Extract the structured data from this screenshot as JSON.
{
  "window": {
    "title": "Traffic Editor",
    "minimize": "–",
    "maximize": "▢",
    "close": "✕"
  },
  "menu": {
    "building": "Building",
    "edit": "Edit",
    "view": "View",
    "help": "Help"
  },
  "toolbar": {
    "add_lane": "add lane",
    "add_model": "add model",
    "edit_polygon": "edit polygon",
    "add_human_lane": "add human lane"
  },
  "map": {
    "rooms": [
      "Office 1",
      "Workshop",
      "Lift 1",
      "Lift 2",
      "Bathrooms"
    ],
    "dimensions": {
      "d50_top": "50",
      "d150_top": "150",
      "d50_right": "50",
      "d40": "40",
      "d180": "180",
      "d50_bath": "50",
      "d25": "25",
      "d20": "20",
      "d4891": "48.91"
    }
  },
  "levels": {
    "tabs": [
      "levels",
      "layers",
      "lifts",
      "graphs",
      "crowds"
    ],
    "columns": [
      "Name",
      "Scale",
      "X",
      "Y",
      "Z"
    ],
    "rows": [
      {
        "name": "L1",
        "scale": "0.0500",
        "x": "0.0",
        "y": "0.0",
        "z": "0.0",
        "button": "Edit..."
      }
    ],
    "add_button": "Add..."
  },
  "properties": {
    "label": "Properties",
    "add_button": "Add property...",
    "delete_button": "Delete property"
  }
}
┄┄┄┄┄┄┄┄┄┄
Short task: Quote the whole listing above, leaving nothing out.

Response to this exercise:
Extract the structured data from this screenshot as JSON.
{
  "window": {
    "title": "Traffic Editor",
    "minimize": "–",
    "maximize": "▢",
    "close": "✕"
  },
  "menu": {
    "building": "Building",
    "edit": "Edit",
    "view": "View",
    "help": "Help"
  },
  "toolbar": {
    "add_lane": "add lane",
    "add_model": "add model",
    "edit_polygon": "edit polygon",
    "add_human_lane": "add human lane"
  },
  "map": {
    "rooms": [
      "Office 1",
      "Workshop",
      "Lift 1",
      "Lift 2",
      "Bathrooms"
    ],
    "dimensions": {
      "d50_top": "50",
      "d150_top": "150",
      "d50_right": "50",
      "d40": "40",
      "d180": "180",
      "d50_bath": "50",
      "d25": "25",
      "d20": "20",
      "d4891": "48.91"
    }
  },
  "levels": {
    "tabs": [
      "levels",
      "layers",
      "lifts",
      "graphs",
      "crowds"
    ],
    "columns": [
      "Name",
      "Scale",
      "X",
      "Y",
      "Z"
    ],
    "rows": [
      {
        "name": "L1",
        "scale": "0.0500",
        "x": "0.0",
        "y": "0.0",
        "z": "0.0",
        "button": "Edit..."
      }
    ],
    "add_button": "Add..."
  },
  "properties": {
    "label": "Properties",
    "add_button": "Add property...",
    "delete_button": "Delete property"
  }
}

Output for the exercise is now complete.